Filter the records below down to lines containing "促进汽车".

(Saved data entries)
____
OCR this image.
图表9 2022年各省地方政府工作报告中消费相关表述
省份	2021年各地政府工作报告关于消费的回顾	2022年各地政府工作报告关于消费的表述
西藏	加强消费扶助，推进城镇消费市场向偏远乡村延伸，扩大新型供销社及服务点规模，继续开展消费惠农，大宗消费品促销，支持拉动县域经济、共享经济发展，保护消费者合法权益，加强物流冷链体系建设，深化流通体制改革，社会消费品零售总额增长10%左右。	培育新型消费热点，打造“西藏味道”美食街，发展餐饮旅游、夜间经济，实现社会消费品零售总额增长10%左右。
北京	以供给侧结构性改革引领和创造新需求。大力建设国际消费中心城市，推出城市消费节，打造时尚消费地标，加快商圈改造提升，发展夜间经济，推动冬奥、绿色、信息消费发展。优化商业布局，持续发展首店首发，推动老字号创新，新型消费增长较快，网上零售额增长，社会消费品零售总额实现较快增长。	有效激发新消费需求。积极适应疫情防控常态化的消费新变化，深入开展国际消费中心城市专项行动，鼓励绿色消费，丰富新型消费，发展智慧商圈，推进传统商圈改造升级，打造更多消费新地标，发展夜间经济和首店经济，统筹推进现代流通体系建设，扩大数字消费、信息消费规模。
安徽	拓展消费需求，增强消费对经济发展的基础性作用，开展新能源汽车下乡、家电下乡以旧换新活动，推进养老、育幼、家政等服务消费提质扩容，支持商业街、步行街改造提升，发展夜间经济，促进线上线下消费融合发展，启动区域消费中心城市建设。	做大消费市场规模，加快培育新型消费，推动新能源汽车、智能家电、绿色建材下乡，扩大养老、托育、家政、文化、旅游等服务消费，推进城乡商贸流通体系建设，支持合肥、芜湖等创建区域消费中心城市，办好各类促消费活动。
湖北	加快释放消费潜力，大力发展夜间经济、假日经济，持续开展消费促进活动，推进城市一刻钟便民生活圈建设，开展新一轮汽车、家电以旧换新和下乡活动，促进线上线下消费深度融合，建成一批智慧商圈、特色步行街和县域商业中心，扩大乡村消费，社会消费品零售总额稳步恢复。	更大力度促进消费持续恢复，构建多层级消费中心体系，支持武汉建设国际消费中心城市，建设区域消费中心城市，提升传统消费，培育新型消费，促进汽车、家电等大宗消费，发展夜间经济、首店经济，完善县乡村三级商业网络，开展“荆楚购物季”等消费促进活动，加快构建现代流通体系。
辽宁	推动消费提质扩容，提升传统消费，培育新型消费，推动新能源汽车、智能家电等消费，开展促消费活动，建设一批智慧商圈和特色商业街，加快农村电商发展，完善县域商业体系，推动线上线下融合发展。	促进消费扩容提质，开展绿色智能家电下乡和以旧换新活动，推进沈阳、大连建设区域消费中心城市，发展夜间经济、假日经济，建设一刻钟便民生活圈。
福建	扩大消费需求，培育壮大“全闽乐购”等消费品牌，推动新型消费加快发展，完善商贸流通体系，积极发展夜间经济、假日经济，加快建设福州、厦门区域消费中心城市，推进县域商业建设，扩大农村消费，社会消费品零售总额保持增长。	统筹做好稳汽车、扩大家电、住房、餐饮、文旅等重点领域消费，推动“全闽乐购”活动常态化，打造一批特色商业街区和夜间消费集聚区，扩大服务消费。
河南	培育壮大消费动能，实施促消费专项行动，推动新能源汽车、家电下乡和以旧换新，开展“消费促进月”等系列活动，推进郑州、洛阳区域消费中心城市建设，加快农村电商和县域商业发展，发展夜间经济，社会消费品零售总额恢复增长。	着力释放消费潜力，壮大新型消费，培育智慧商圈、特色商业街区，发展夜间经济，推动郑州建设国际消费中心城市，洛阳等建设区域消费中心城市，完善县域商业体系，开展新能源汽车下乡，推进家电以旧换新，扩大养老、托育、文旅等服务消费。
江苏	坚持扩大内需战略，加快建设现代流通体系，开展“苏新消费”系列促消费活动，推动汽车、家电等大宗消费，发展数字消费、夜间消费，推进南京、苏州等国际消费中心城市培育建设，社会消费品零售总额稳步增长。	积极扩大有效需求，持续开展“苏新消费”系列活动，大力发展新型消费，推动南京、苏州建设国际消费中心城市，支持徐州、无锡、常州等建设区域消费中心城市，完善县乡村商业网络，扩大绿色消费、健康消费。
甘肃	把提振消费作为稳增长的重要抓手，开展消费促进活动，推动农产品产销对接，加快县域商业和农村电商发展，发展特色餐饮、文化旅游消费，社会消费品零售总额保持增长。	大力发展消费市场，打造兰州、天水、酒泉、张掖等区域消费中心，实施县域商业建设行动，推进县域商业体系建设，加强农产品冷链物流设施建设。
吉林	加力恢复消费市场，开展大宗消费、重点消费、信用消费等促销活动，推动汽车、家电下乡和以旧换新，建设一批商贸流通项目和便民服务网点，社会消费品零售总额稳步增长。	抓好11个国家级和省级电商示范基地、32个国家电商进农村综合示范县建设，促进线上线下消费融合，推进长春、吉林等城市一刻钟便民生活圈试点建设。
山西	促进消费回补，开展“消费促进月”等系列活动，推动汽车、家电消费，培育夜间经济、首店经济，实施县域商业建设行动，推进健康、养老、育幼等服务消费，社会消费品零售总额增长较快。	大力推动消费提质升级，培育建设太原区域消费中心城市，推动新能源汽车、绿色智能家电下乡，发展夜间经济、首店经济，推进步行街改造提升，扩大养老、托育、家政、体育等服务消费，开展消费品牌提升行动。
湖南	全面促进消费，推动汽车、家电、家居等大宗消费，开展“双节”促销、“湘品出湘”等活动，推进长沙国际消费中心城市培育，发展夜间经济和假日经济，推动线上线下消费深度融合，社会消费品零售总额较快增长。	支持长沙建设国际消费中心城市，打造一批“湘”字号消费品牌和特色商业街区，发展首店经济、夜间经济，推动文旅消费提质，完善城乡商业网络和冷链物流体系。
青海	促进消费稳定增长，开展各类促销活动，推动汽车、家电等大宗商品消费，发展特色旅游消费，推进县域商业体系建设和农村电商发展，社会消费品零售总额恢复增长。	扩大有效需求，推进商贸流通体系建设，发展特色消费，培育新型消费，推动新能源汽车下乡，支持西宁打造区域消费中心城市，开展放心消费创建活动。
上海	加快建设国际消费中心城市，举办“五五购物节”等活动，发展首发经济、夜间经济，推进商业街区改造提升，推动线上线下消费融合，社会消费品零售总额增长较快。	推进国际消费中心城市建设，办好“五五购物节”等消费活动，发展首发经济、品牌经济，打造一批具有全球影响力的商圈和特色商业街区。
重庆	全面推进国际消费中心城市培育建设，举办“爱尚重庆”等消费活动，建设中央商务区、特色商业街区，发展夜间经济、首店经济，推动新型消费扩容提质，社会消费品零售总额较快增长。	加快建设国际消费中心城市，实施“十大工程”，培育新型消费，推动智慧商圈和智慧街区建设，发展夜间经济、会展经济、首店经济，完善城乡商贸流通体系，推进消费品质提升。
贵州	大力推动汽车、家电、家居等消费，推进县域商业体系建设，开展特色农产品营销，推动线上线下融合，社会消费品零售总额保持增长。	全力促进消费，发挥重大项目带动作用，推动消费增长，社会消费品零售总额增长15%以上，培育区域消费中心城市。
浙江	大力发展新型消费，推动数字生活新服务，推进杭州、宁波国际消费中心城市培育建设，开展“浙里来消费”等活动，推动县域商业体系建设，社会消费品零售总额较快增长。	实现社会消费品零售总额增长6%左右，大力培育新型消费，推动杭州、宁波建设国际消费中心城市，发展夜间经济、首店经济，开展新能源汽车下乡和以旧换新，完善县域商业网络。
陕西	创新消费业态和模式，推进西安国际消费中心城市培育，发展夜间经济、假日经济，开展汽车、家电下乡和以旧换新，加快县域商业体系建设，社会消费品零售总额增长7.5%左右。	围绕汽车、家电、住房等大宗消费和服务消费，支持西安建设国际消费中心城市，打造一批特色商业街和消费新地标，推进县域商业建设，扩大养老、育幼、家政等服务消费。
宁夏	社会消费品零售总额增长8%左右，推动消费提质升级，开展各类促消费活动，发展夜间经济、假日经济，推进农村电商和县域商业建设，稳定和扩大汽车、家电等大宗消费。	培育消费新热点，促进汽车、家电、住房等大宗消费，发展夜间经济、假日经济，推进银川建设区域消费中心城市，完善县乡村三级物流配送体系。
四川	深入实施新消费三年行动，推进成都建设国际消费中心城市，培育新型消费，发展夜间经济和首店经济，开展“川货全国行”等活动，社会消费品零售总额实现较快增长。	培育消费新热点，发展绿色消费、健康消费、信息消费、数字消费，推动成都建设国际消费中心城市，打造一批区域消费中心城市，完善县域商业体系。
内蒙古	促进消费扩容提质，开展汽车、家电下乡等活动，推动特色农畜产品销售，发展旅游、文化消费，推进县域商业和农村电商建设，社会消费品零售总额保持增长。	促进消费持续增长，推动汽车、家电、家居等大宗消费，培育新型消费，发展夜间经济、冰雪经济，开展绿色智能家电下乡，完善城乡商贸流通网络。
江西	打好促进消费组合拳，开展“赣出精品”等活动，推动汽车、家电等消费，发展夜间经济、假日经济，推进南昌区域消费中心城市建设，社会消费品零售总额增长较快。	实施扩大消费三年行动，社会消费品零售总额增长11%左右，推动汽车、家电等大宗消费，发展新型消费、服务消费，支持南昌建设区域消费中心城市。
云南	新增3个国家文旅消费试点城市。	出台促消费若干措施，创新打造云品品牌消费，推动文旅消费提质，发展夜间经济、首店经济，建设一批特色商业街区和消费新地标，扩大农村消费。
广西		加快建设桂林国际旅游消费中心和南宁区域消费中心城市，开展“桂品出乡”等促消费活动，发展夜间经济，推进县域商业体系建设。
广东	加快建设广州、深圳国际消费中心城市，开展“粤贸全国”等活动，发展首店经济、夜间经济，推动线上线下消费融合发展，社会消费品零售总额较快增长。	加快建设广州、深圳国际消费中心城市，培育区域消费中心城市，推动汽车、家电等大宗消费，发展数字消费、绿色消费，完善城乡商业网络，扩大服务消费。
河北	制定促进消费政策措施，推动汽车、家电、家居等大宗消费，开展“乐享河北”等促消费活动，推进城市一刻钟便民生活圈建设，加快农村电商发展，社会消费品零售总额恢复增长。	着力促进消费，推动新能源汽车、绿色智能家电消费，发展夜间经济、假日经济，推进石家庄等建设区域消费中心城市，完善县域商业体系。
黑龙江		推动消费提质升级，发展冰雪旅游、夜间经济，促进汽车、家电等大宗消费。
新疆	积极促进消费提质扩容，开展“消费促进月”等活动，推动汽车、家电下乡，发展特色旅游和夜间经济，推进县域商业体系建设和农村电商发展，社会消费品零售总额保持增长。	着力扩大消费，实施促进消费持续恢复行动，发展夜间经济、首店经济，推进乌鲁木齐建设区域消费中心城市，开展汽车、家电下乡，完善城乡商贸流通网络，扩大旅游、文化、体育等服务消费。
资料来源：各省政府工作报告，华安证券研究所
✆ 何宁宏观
____
Problem solution:
湖北	加快释放消费潜力，大力发展夜间经济、假日经济，持续开展消费促进活动，推进城市一刻钟便民生活圈建设，开展新一轮汽车、家电以旧换新和下乡活动，促进线上线下消费深度融合，建成一批智慧商圈、特色步行街和县域商业中心，扩大乡村消费，社会消费品零售总额稳步恢复。	更大力度促进消费持续恢复，构建多层级消费中心体系，支持武汉建设国际消费中心城市，建设区域消费中心城市，提升传统消费，培育新型消费，促进汽车、家电等大宗消费，发展夜间经济、首店经济，完善县乡村三级商业网络，开展“荆楚购物季”等消费促进活动，加快构建现代流通体系。
宁夏	社会消费品零售总额增长8%左右，推动消费提质升级，开展各类促消费活动，发展夜间经济、假日经济，推进农村电商和县域商业建设，稳定和扩大汽车、家电等大宗消费。	培育消费新热点，促进汽车、家电、住房等大宗消费，发展夜间经济、假日经济，推进银川建设区域消费中心城市，完善县乡村三级物流配送体系。
黑龙江		推动消费提质升级，发展冰雪旅游、夜间经济，促进汽车、家电等大宗消费。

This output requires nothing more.